#### GIVEN TASK
Continue the text below on analyzing psychological well-being with multivariate tree boosting, starting right after its last line.

#### DOCUMENT EXTRACT
The purpose of this document is to show how to describe the analysis of psychological well-being by multivariate tree boosting (Miller, Lubke, McArtor, & Bergeman, 2015).
Identifying the factors that impact well-being in aging adults is an important step to understanding successful aging and decreasing the risk for pathological aging (Wallace et al., 2002). Previous research has identified that high resilience, coping strategies, social support from family and friends, good physical health, and the lack of stress and depression are important to successful aging (Wallace et al., 2002). In our exploratory analysis, we included these predictors as well as several new predictors — control of internal states, trait-ego resilience, and hardiness — and investigated the extent to which these predictors influenced particular aspects of well-being. Most research has focused on a well-being aggregate score, and little is known about whether the influence of these predictors varies across the different sub-scales of well-being.
The Psychological Well-Being Scale (Ryff & Keyes, 1995) has six sub-scales: autonomy, environmental mastery, personal growth, positive relationships with others, purpose in life, and self-acceptance. These were used as dependent variables in the analysis. Gender, age, income, and education were included as demographic predictors. The primary predictors of interest were chronic, somatic, and self-reported health, depression (positive and negative affect), perceived social control, control of internal states, sub-scales of dispositional resilience (commitment, control, and challenge), ego resilience, social support (friends and family), self-reported stress (problems, emotions), and loneliness. Each sub-scale score is continuous, and approximately normally distributed. In total, 20 predictors were included in the analysis.
This scales predictors, and gives them pretty labels.
#install.packages("mvtboost")
library(mvtboost)
data(wellbeing)
Y <- wellbeing[,21:26]
X <- wellbeing[,1:20]
Ys <- scale(Y)
ynames <- c("Autonomy","Environmental Mastery","Personal Growth","Positive Relationships","Purpose in Life","Self Acceptance")

#### INFORMATION SUPPLIED
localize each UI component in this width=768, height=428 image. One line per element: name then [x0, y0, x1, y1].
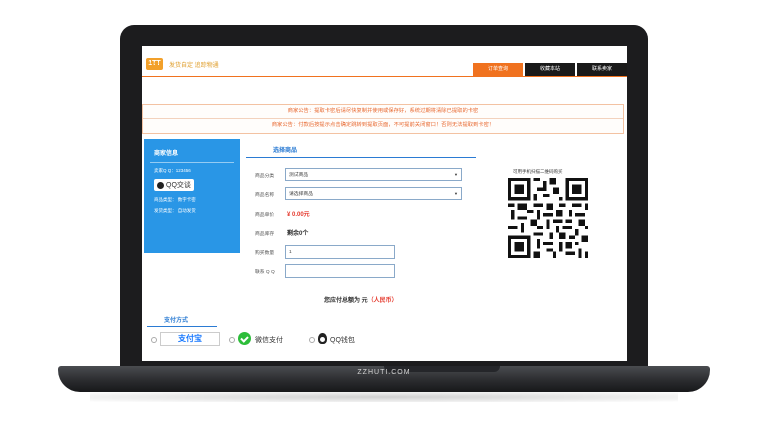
contact-qq-label: 联系 Q Q — [255, 270, 275, 275]
product-name-label: 商品名称 — [255, 193, 275, 198]
wechat-pay-icon[interactable] — [238, 332, 251, 345]
wechat-radio[interactable] — [229, 337, 235, 343]
total-amount: 您应付总额为 元（人民币） — [324, 295, 398, 304]
category-select[interactable]: 测试商品 ▼ — [285, 168, 462, 181]
stock-label: 商品库存 — [255, 232, 275, 237]
product-value: 请选择商品 — [289, 192, 313, 197]
qq-chat-button[interactable]: QQ交谈 — [154, 179, 194, 191]
alipay-radio[interactable] — [151, 337, 157, 343]
watermark-brand: ZZHUTI.COM — [357, 369, 411, 376]
section-divider — [147, 326, 217, 327]
select-product-title: 选择商品 — [273, 148, 298, 154]
dropdown-arrow-icon: ▼ — [454, 172, 458, 177]
nav-bookmark[interactable]: 收藏本站 — [525, 63, 575, 76]
merchant-info-panel: 商家信息 卖家Q Q：123456 QQ交谈 商品类型： 数字卡密 发货类型： … — [144, 139, 240, 253]
qq-chat-label: QQ交谈 — [166, 182, 191, 189]
total-label: 您应付总额为 元 — [324, 298, 368, 304]
category-value: 测试商品 — [289, 173, 309, 178]
dropdown-arrow-icon: ▼ — [454, 191, 458, 196]
quantity-label: 购买数量 — [255, 251, 275, 256]
delivery-type: 发货类型： 自动发货 — [154, 208, 196, 213]
notice-box: 商家公告：提取卡密后请尽快复制并使用或保存好，系统过期将清除已提取的卡密 商家公… — [142, 104, 624, 134]
nav-divider — [142, 76, 627, 77]
product-type: 商品类型： 数字卡密 — [154, 197, 196, 202]
merchant-title: 商家信息 — [154, 151, 179, 157]
notice-line: 商家公告：付款后按提示点击确定跳转到提取页面，不可提前关闭窗口！否则无法提取到卡… — [271, 122, 495, 128]
logo-subtext: wwwk.com — [147, 61, 162, 65]
qq-penguin-icon — [157, 181, 164, 189]
price-value: ¥ 0.00元 — [287, 212, 310, 218]
seller-qq: 卖家Q Q：123456 — [154, 168, 191, 173]
qr-caption: 可用手机扫描二维码购买 — [513, 169, 563, 174]
payment-method-title: 支付方式 — [164, 318, 189, 324]
product-select[interactable]: 请选择商品 ▼ — [285, 187, 462, 200]
quantity-input[interactable]: 1 — [285, 245, 395, 259]
alipay-logo[interactable]: 支付宝 — [160, 332, 220, 346]
category-label: 商品分类 — [255, 174, 275, 179]
notice-line: 商家公告：提取卡密后请尽快复制并使用或保存好，系统过期将清除已提取的卡密 — [143, 105, 623, 119]
qq-wallet-label[interactable]: QQ钱包 — [330, 335, 355, 345]
qq-wallet-icon[interactable] — [318, 333, 327, 344]
stock-value: 剩余0个 — [287, 231, 309, 237]
contact-qq-input[interactable] — [285, 264, 395, 278]
nav-order-query[interactable]: 订单查询 — [473, 63, 523, 76]
total-currency: （人民币） — [367, 298, 398, 304]
wechat-pay-label[interactable]: 微信支付 — [255, 335, 283, 345]
nav-contact-seller[interactable]: 联系卖家 — [577, 63, 627, 76]
screen: 1TT 发货自定 追踪物通 wwwk.com 订单查询 收藏本站 联系卖家 商家… — [142, 46, 627, 361]
laptop-shadow — [90, 392, 678, 402]
qq-wallet-radio[interactable] — [309, 337, 315, 343]
qr-code — [508, 178, 588, 258]
top-nav: 订单查询 收藏本站 联系卖家 — [473, 63, 627, 76]
logo-slogan: 发货自定 追踪物通 — [169, 62, 219, 69]
section-divider — [246, 157, 476, 158]
price-label: 商品单价 — [255, 213, 275, 218]
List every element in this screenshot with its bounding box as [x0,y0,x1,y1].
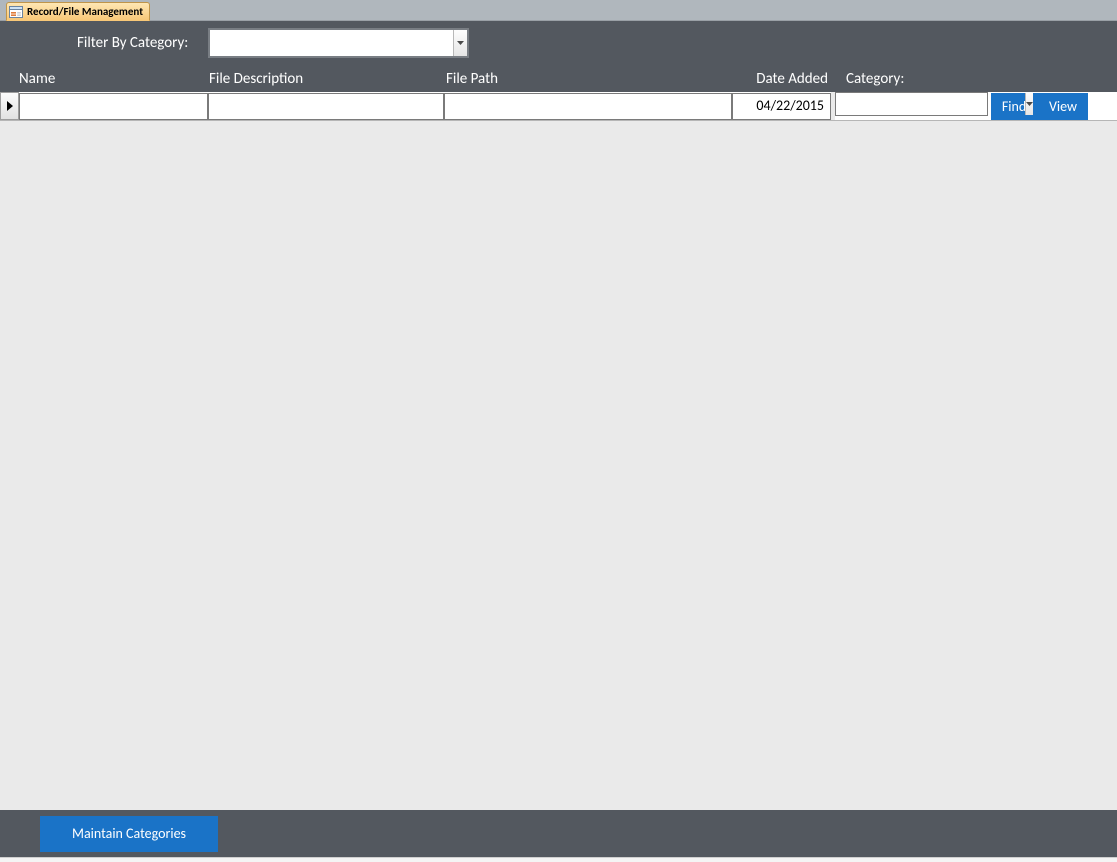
col-header-name: Name [19,70,209,88]
tab-strip: Record/File Management [0,0,1117,21]
category-dropdown-button[interactable] [1025,93,1033,115]
row-pointer-icon [7,101,13,111]
view-button[interactable]: View [1038,93,1088,120]
date-added-field[interactable]: 04/22/2015 [732,93,831,120]
filter-row: Filter By Category: [0,21,1117,65]
category-combo[interactable] [835,92,988,116]
col-header-date: Date Added [735,70,834,88]
header-band: Filter By Category: Name File Descriptio… [0,21,1117,92]
row-selector[interactable] [0,92,19,120]
data-row: 04/22/2015 Find View [0,92,1117,121]
col-header-category: Category: [834,70,987,88]
chevron-down-icon [1026,102,1033,106]
footer-band: Maintain Categories [0,810,1117,857]
tab-title: Record/File Management [27,5,143,18]
chevron-down-icon [457,41,464,45]
filter-category-input[interactable] [210,30,453,56]
form-icon [9,6,23,18]
tab-record-file-management[interactable]: Record/File Management [6,2,150,21]
bottom-sliver [0,857,1117,862]
data-area: 04/22/2015 Find View [0,92,1117,121]
filter-label: Filter By Category: [77,34,188,52]
description-field[interactable] [208,93,444,120]
name-field[interactable] [19,93,208,120]
category-input[interactable] [836,93,1025,115]
column-headers: Name File Description File Path Date Add… [0,65,1117,91]
maintain-categories-button[interactable]: Maintain Categories [40,816,218,852]
col-header-description: File Description [209,70,446,88]
col-header-path: File Path [446,70,735,88]
path-field[interactable] [444,93,732,120]
filter-category-combo[interactable] [208,28,469,58]
filter-category-dropdown-button[interactable] [453,30,467,56]
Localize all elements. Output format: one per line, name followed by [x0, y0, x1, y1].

#### RESPONSE TO THE TASK
xnames <- c("Gender","Age","Income","Education","Chronic Health","Somatic Health","Self Report Health","Positive Affect","Negative Affect","Perceived Social Control","Control Internal States","Commitment","Control","Challenge","Ego Resilience","Social Support - Friends","Social Support - Family","Stress-Problems","Stress-Emotions","Loneliness")
cont.id <- unlist(lapply(X,is.numeric))
Xs <- X
Xs[,cont.id] <- scale(X[,cont.id])
colnames(Xs) <- xnames
colnames(Ys) <- ynames
res <- mvtb(Y=Ys,X=Xs)
res5 <- mvtb(Y=Ys,X=Xs,n.trees=10000,shrinkage=.005,cv.folds=5,compress=FALSE)
As with the univariate procedure, the number of trees can be chosen to minimize a test or cross-validation estimate of the prediction error. mvtb
uses the multivariate a useful criterion is the multivariate mean-squared error, which is used
res5$best.trees
summary(res5,covex=FALSE)
## $best.testerr
## integer(0)
##
## $best.cv
## [1] 2482
##
## $last
## [1] 10000
Most procedures in the mvtboost
package will by default automatically select the lowest number of trees, corresponding to a minimally complex model, if the number of trees are not specified.
Below we show the importance of choosing the model complexity to minimize the CV rather than training error.
One of the challenges of using multivariate decision tree ensembles is that the model is more difficult to interpret than a single tree. While tree boosting can be used to build a very accurate predictive model, it is potentially more important for researchers to interpret the effects of predictors. Below, we describe approaches that have been developed to 1) identify predictors with effects on individual outcome variables, 2) identify groups of predictors that jointly influence one or more outcome variables, 3) visualize the functional form of the effect of important predictors, and 4) detect predictors with possible interaction non-linear effects.
The first goal in interpretation is to identify which predictors influence which outcome variables. The influence (or variable importance) of each predictor from the tree ensemble has been defined as the reduction in sums of squared error due to any split on that predictor, summed over all trees in the model (Friedman, 2001).
Below, we compute the relative influences for the well-being data, and plot using a heat map. Using the ‘mvtb.ri’ function, we can make the influence scores relative per outcome (‘col’) or across outcomes (‘tot’). By default, importances are relative to the column.
summary(res5,covex=FALSE)
round(mvtb.ri(res5,relative = "tot"),2)
numformat <- function(val){sub("^(-?)0.", "\\1.", sprintf("%.1f", val))}
par(mar=c(8,10,1,1))
mvtb.heat(t(mvtb.ri(res5)),clust.method = NULL,cexRow=1,cexCol=1,numformat=numformat)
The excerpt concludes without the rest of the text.